» Description of the task
Without the pictures, write out all the lines below exactly as they appear.
----
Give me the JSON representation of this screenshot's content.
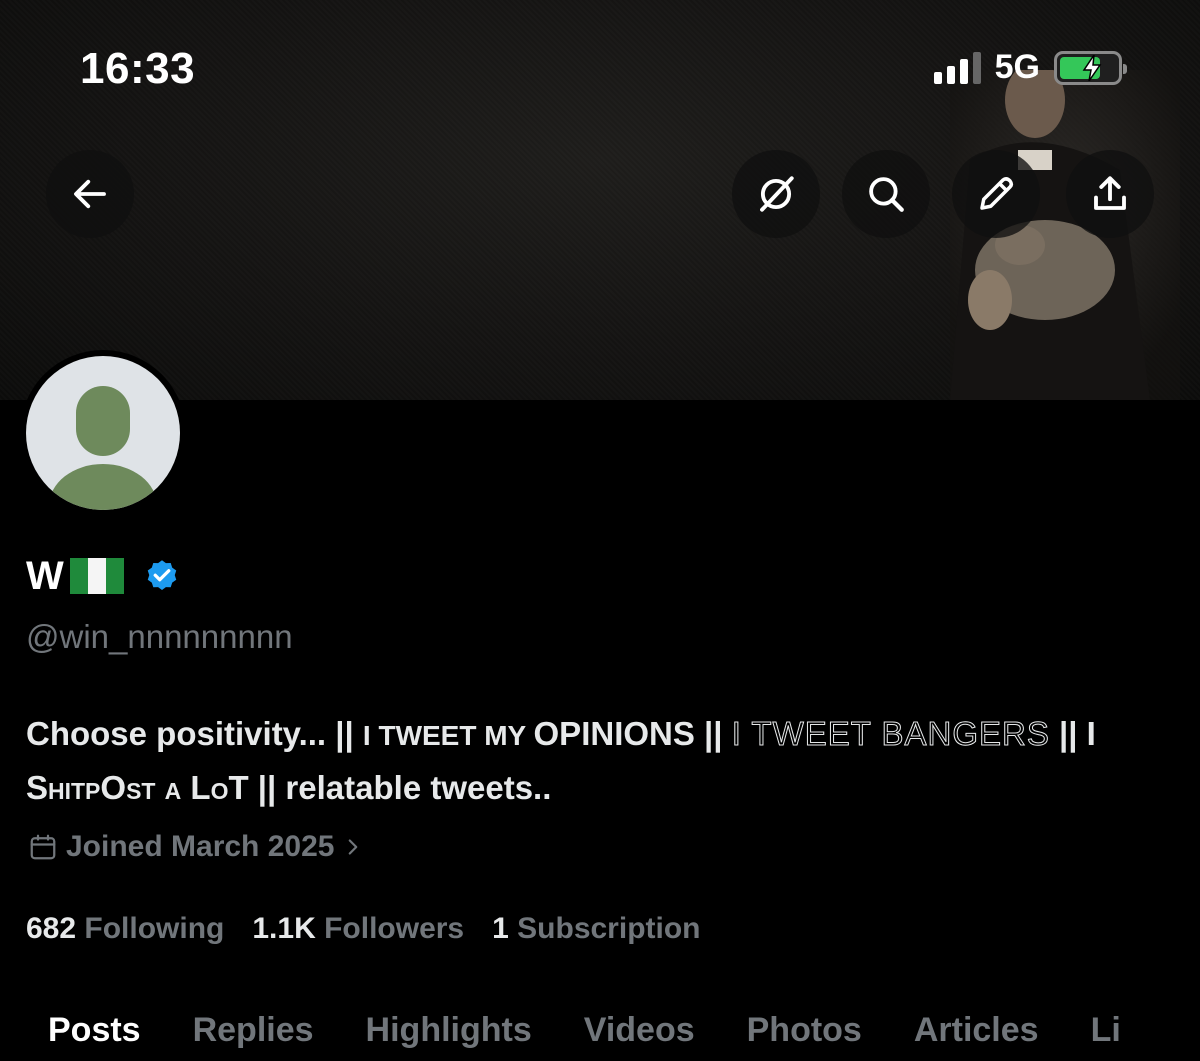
{
  "status_bar": {
    "time": "16:33",
    "network": "5G",
    "signal_bars_active": 3,
    "battery_level": 0.7,
    "battery_charging": true
  },
  "header": {
    "back_icon": "arrow-left-icon",
    "actions": [
      {
        "name": "grok-icon"
      },
      {
        "name": "search-icon"
      },
      {
        "name": "pencil-icon"
      },
      {
        "name": "share-icon"
      }
    ]
  },
  "profile": {
    "display_name": "W",
    "flag": "🇳🇬",
    "verified": true,
    "handle": "@win_nnnnnnnnn",
    "bio": {
      "part1": "Choose positivity... || ",
      "part2": "I TWEET MY ",
      "part3": "OPINIONS || ",
      "part4": "I TWEET BANGERS",
      "part5": " || ",
      "part6": "I ShitpOst a LoT",
      "part7": " || relatable tweets.."
    },
    "joined": "Joined March 2025",
    "stats": {
      "following_count": "682",
      "following_label": "Following",
      "followers_count": "1.1K",
      "followers_label": "Followers",
      "subscriptions_count": "1",
      "subscriptions_label": "Subscription"
    }
  },
  "tabs": [
    "Posts",
    "Replies",
    "Highlights",
    "Videos",
    "Photos",
    "Articles",
    "Li"
  ],
  "colors": {
    "background": "#000000",
    "muted_text": "#71767b",
    "verified_blue": "#1d9bf0",
    "avatar_green": "#6e8a5c",
    "avatar_bg": "#dfe3e7"
  }
}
----
» Expected output
Give me the JSON representation of this screenshot's content.
{
  "status_bar": {
    "time": "16:33",
    "network": "5G",
    "signal_bars_active": 3,
    "battery_level": 0.7,
    "battery_charging": true
  },
  "header": {
    "back_icon": "arrow-left-icon",
    "actions": [
      {
        "name": "grok-icon"
      },
      {
        "name": "search-icon"
      },
      {
        "name": "pencil-icon"
      },
      {
        "name": "share-icon"
      }
    ]
  },
  "profile": {
    "display_name": "W",
    "flag": "🇳🇬",
    "verified": true,
    "handle": "@win_nnnnnnnnn",
    "bio": {
      "part1": "Choose positivity... || ",
      "part2": "I TWEET MY ",
      "part3": "OPINIONS || ",
      "part4": "I TWEET BANGERS",
      "part5": " || ",
      "part6": "I ShitpOst a LoT",
      "part7": " || relatable tweets.."
    },
    "joined": "Joined March 2025",
    "stats": {
      "following_count": "682",
      "following_label": "Following",
      "followers_count": "1.1K",
      "followers_label": "Followers",
      "subscriptions_count": "1",
      "subscriptions_label": "Subscription"
    }
  },
  "tabs": [
    "Posts",
    "Replies",
    "Highlights",
    "Videos",
    "Photos",
    "Articles",
    "Li"
  ],
  "colors": {
    "background": "#000000",
    "muted_text": "#71767b",
    "verified_blue": "#1d9bf0",
    "avatar_green": "#6e8a5c",
    "avatar_bg": "#dfe3e7"
  }
}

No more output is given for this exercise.